begin Data shown

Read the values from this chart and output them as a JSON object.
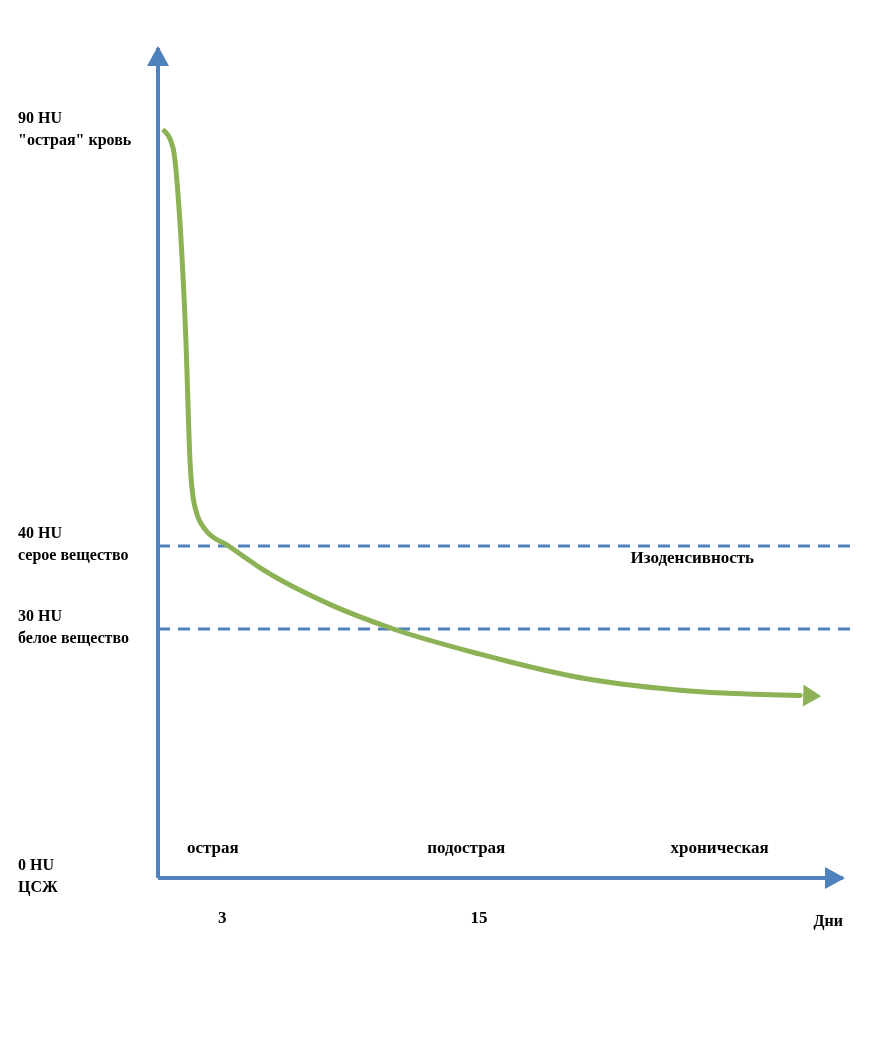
{
  "chart_data": {
    "type": "line",
    "xlabel": "Дни",
    "xlim": [
      0,
      32
    ],
    "xticks": [
      3,
      15
    ],
    "ylim": [
      0,
      100
    ],
    "yticks": [
      {
        "value": 0,
        "label": "0 HU\nЦСЖ"
      },
      {
        "value": 30,
        "label": "30 HU\nбелое вещество"
      },
      {
        "value": 40,
        "label": "40 HU\nсерое вещество"
      },
      {
        "value": 90,
        "label": "90 HU\n\"острая\" кровь"
      }
    ],
    "series": [
      {
        "color": "#8db255",
        "x": [
          0.3,
          0.7,
          1.0,
          1.3,
          1.5,
          1.7,
          2.2,
          3.3,
          5,
          8,
          11,
          15,
          20,
          25,
          30
        ],
        "values": [
          90,
          88,
          80,
          65,
          50,
          45,
          42,
          40,
          37,
          33,
          30,
          27,
          24,
          22.5,
          22
        ]
      }
    ],
    "ref_lines": [
      {
        "axis": "y",
        "value": 40,
        "color": "#4f81bd",
        "line_style": "dashed"
      },
      {
        "axis": "y",
        "value": 30,
        "color": "#4f81bd",
        "line_style": "dashed"
      }
    ],
    "annotations": [
      "острая",
      "подострая",
      "хроническая",
      "Изоденсивность"
    ],
    "grid": false,
    "marker": "none",
    "line_style": "solid"
  }
}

end Data shown

Task >> Output the lines above in full and exactly as given, omitting any pictures.

Answer for this exercise >>
Read the values from this chart and output them as a JSON object.
{
  "chart_data": {
    "type": "line",
    "xlabel": "Дни",
    "xlim": [
      0,
      32
    ],
    "xticks": [
      3,
      15
    ],
    "ylim": [
      0,
      100
    ],
    "yticks": [
      {
        "value": 0,
        "label": "0 HU\nЦСЖ"
      },
      {
        "value": 30,
        "label": "30 HU\nбелое вещество"
      },
      {
        "value": 40,
        "label": "40 HU\nсерое вещество"
      },
      {
        "value": 90,
        "label": "90 HU\n\"острая\" кровь"
      }
    ],
    "series": [
      {
        "color": "#8db255",
        "x": [
          0.3,
          0.7,
          1.0,
          1.3,
          1.5,
          1.7,
          2.2,
          3.3,
          5,
          8,
          11,
          15,
          20,
          25,
          30
        ],
        "values": [
          90,
          88,
          80,
          65,
          50,
          45,
          42,
          40,
          37,
          33,
          30,
          27,
          24,
          22.5,
          22
        ]
      }
    ],
    "ref_lines": [
      {
        "axis": "y",
        "value": 40,
        "color": "#4f81bd",
        "line_style": "dashed"
      },
      {
        "axis": "y",
        "value": 30,
        "color": "#4f81bd",
        "line_style": "dashed"
      }
    ],
    "annotations": [
      "острая",
      "подострая",
      "хроническая",
      "Изоденсивность"
    ],
    "grid": false,
    "marker": "none",
    "line_style": "solid"
  }
}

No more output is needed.